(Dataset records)
---------------
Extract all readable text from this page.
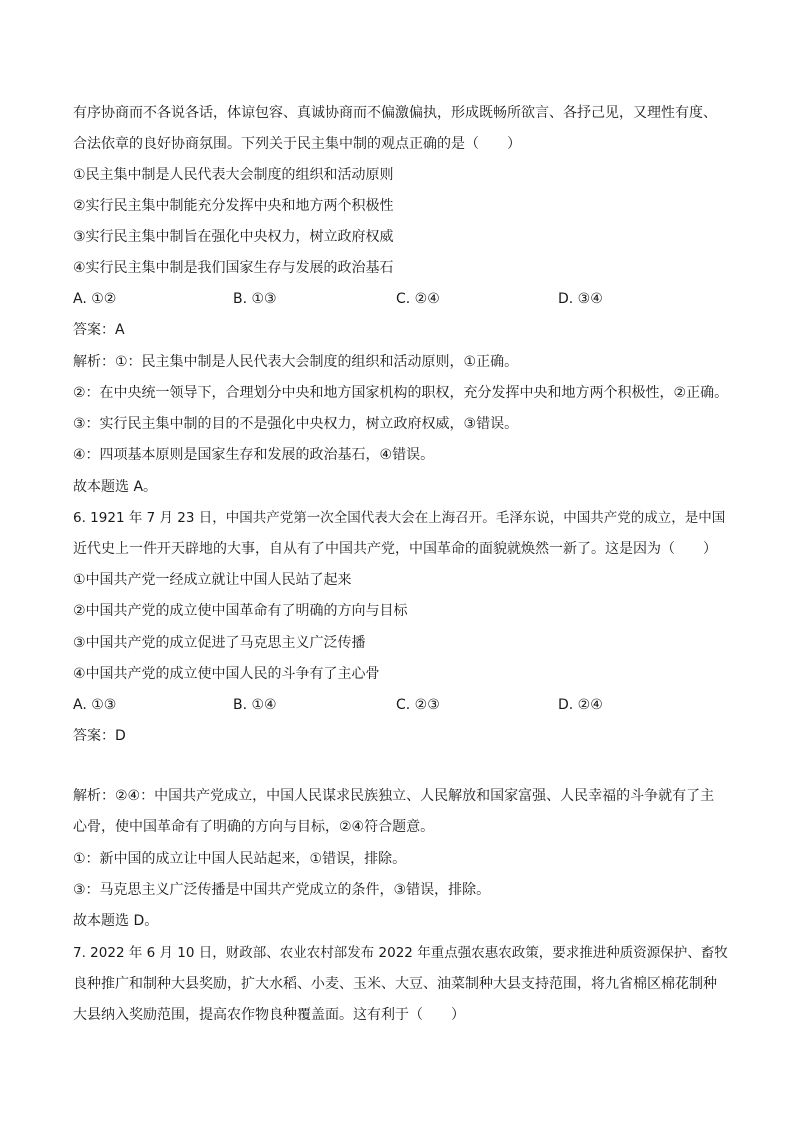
有序协商而不各说各话，体谅包容、真诚协商而不偏激偏执，形成既畅所欲言、各抒己见，又理性有度、

合法依章的良好协商氛围。下列关于民主集中制的观点正确的是（　　）

①民主集中制是人民代表大会制度的组织和活动原则

②实行民主集中制能充分发挥中央和地方两个积极性

③实行民主集中制旨在强化中央权力，树立政府权威

④实行民主集中制是我们国家生存与发展的政治基石

A. ①②	B. ①③	C. ②④	D. ③④

答案：A

解析：①：民主集中制是人民代表大会制度的组织和活动原则，①正确。

②：在中央统一领导下，合理划分中央和地方国家机构的职权，充分发挥中央和地方两个积极性，②正确。

③：实行民主集中制的目的不是强化中央权力，树立政府权威，③错误。

④：四项基本原则是国家生存和发展的政治基石，④错误。

故本题选 A。

6. 1921 年 7 月 23 日，中国共产党第一次全国代表大会在上海召开。毛泽东说，中国共产党的成立，是中国

近代史上一件开天辟地的大事，自从有了中国共产党，中国革命的面貌就焕然一新了。这是因为（　　）

①中国共产党一经成立就让中国人民站了起来

②中国共产党的成立使中国革命有了明确的方向与目标

③中国共产党的成立促进了马克思主义广泛传播

④中国共产党的成立使中国人民的斗争有了主心骨

A. ①③	B. ①④	C. ②③	D. ②④

答案：D

解析：②④：中国共产党成立，中国人民谋求民族独立、人民解放和国家富强、人民幸福的斗争就有了主

心骨，使中国革命有了明确的方向与目标，②④符合题意。

①：新中国的成立让中国人民站起来，①错误，排除。

③：马克思主义广泛传播是中国共产党成立的条件，③错误，排除。

故本题选 D。

7. 2022 年 6 月 10 日，财政部、农业农村部发布 2022 年重点强农惠农政策，要求推进种质资源保护、畜牧

良种推广和制种大县奖励，扩大水稻、小麦、玉米、大豆、油菜制种大县支持范围，将九省棉区棉花制种

大县纳入奖励范围，提高农作物良种覆盖面。这有利于（　　）
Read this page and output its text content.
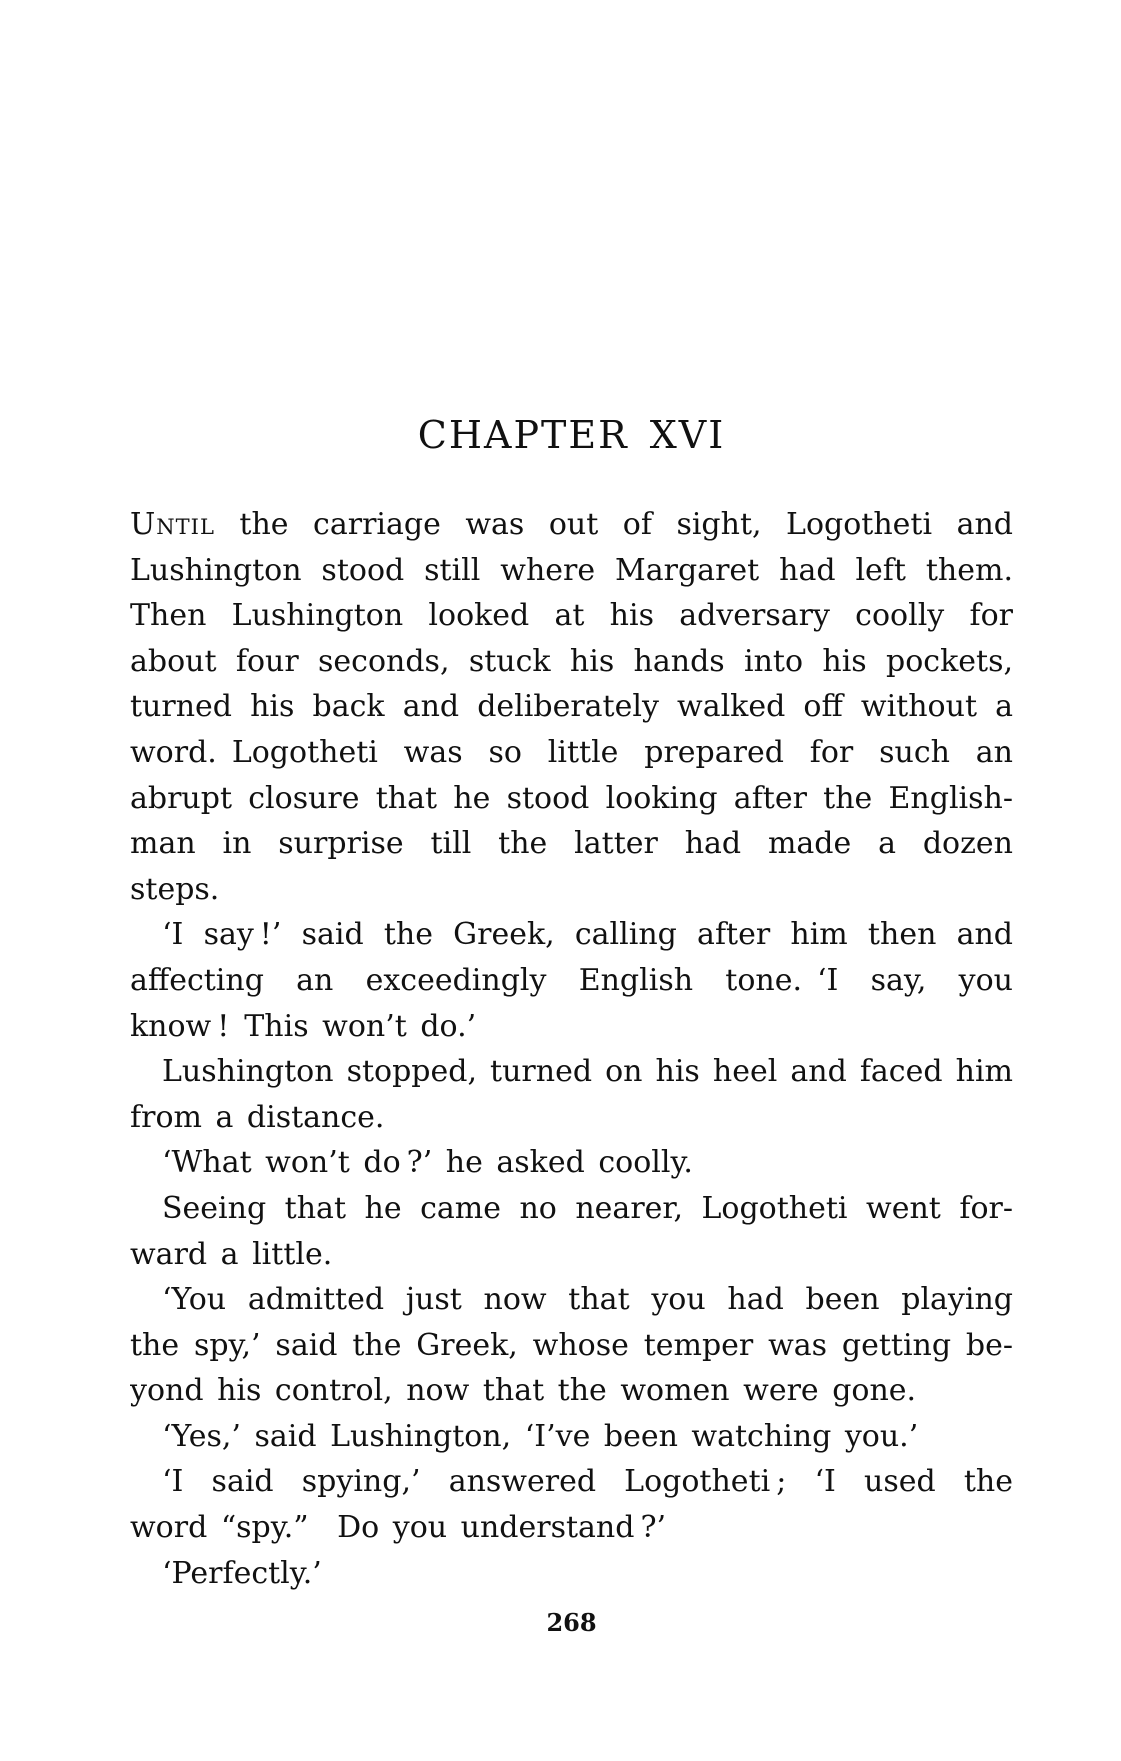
CHAPTER XVI
Until the carriage was out of sight, Logotheti and
Lushington stood still where Margaret had left them.
Then Lushington looked at his adversary coolly for
about four seconds, stuck his hands into his pockets,
turned his back and deliberately walked off without a
word. Logotheti was so little prepared for such an
abrupt closure that he stood looking after the English-
man in surprise till the latter had made a dozen
steps.
‘I say !’ said the Greek, calling after him then and
affecting an exceedingly English tone. ‘I say, you
know ! This won’t do.’
Lushington stopped, turned on his heel and faced him
from a distance.
‘What won’t do ?’ he asked coolly.
Seeing that he came no nearer, Logotheti went for-
ward a little.
‘You admitted just now that you had been playing
the spy,’ said the Greek, whose temper was getting be-
yond his control, now that the women were gone.
‘Yes,’ said Lushington, ‘I’ve been watching you.’
‘I said spying,’ answered Logotheti ; ‘I used the
word “spy.”  Do you understand ?’
‘Perfectly.’
268
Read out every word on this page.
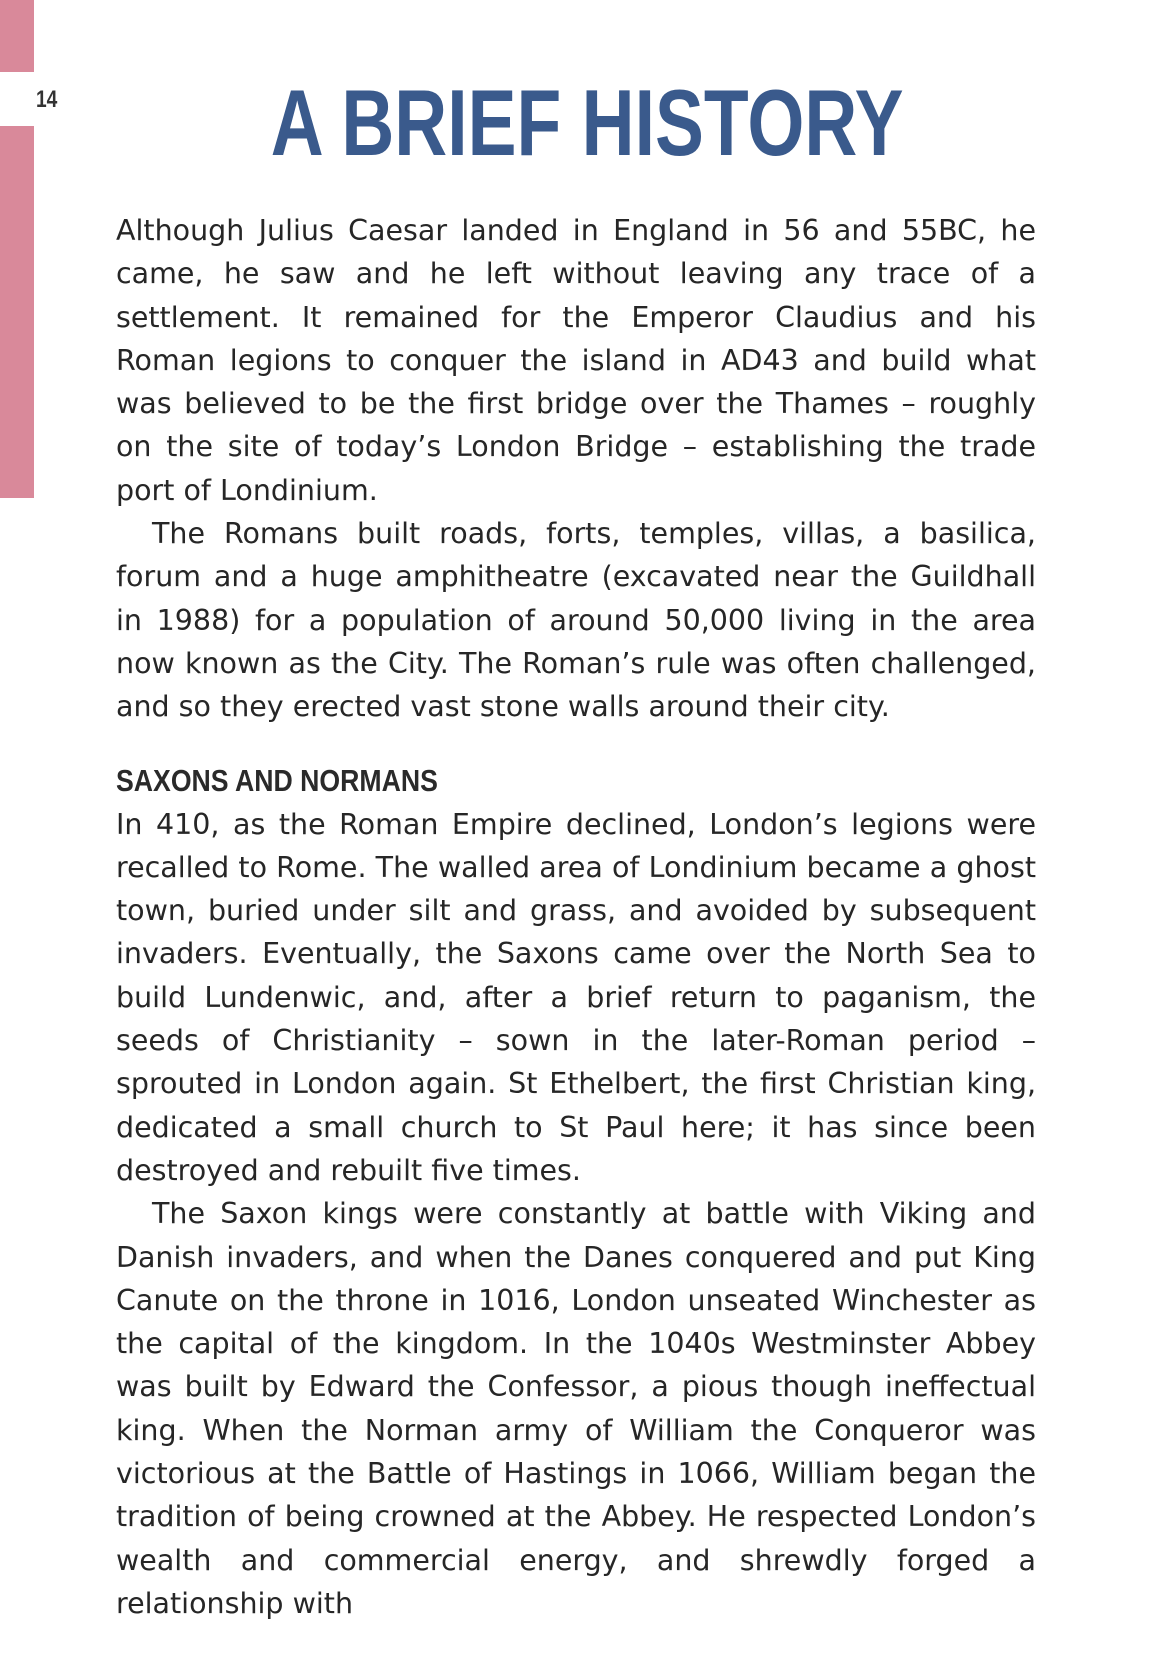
14	A BRIEF HISTORY

Although Julius Caesar landed in England in 56 and 55BC, he came, he saw and he left without leaving any trace of a settlement. It remained for the Emperor Claudius and his Roman legions to conquer the island in AD43 and build what was believed to be the first bridge over the Thames – roughly on the site of today’s London Bridge – establishing the trade port of Londinium.

The Romans built roads, forts, temples, villas, a basilica, forum and a huge amphitheatre (excavated near the Guildhall in 1988) for a population of around 50,000 living in the area now known as the City. The Roman’s rule was often challenged, and so they erected vast stone walls around their city.

SAXONS AND NORMANS

In 410, as the Roman Empire declined, London’s legions were recalled to Rome. The walled area of Londinium became a ghost town, buried under silt and grass, and avoided by subsequent invaders. Eventually, the Saxons came over the North Sea to build Lundenwic, and, after a brief return to paganism, the seeds of Christianity – sown in the later-Roman period – sprouted in London again. St Ethelbert, the first Christian king, dedicated a small church to St Paul here; it has since been destroyed and rebuilt five times.

The Saxon kings were constantly at battle with Viking and Danish invaders, and when the Danes conquered and put King Canute on the throne in 1016, London unseated Winchester as the capital of the kingdom. In the 1040s Westminster Abbey was built by Edward the Confessor, a pious though ineffectual king. When the Norman army of William the Conqueror was victorious at the Battle of Hastings in 1066, William began the tradition of being crowned at the Abbey. He respected London’s wealth and commercial energy, and shrewdly forged a relationship with
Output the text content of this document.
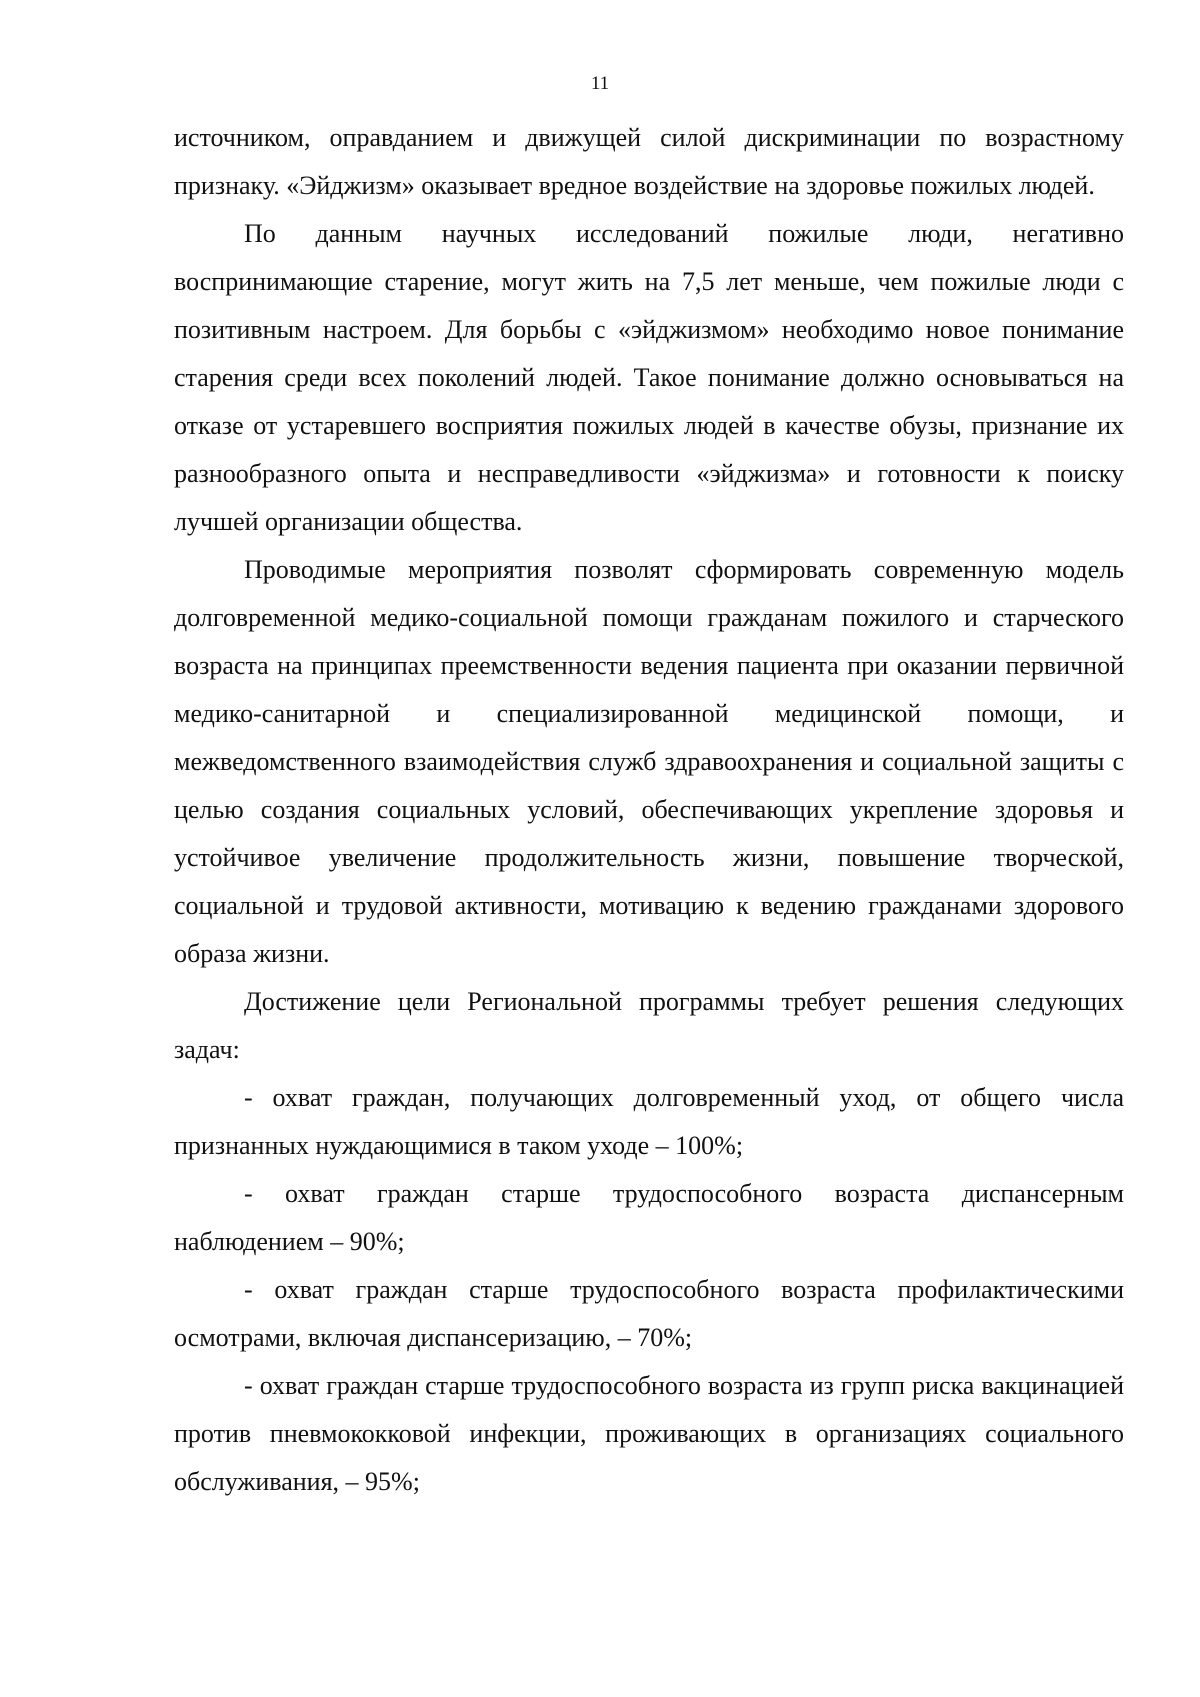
11

источником, оправданием и движущей силой дискриминации по возрастному признаку. «Эйджизм» оказывает вредное воздействие на здоровье пожилых людей.

По данным научных исследований пожилые люди, негативно воспринимающие старение, могут жить на 7,5 лет меньше, чем пожилые люди с позитивным настроем. Для борьбы с «эйджизмом» необходимо новое понимание старения среди всех поколений людей. Такое понимание должно основываться на отказе от устаревшего восприятия пожилых людей в качестве обузы, признание их разнообразного опыта и несправедливости «эйджизма» и готовности к поиску лучшей организации общества.

Проводимые мероприятия позволят сформировать современную модель долговременной медико-социальной помощи гражданам пожилого и старческого возраста на принципах преемственности ведения пациента при оказании первичной медико-санитарной и специализированной медицинской помощи, и межведомственного взаимодействия служб здравоохранения и социальной защиты с целью создания социальных условий, обеспечивающих укрепление здоровья и устойчивое увеличение продолжительность жизни, повышение творческой, социальной и трудовой активности, мотивацию к ведению гражданами здорового образа жизни.

Достижение цели Региональной программы требует решения следующих задач:

- охват граждан, получающих долговременный уход, от общего числа признанных нуждающимися в таком уходе – 100%;

- охват граждан старше трудоспособного возраста диспансерным наблюдением – 90%;

- охват граждан старше трудоспособного возраста профилактическими осмотрами, включая диспансеризацию, – 70%;

- охват граждан старше трудоспособного возраста из групп риска вакцинацией против пневмококковой инфекции, проживающих в организациях социального обслуживания, – 95%;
---------------
State how many lines of the listing include the word "text". Reply with the number alone.

- Solution to this task
3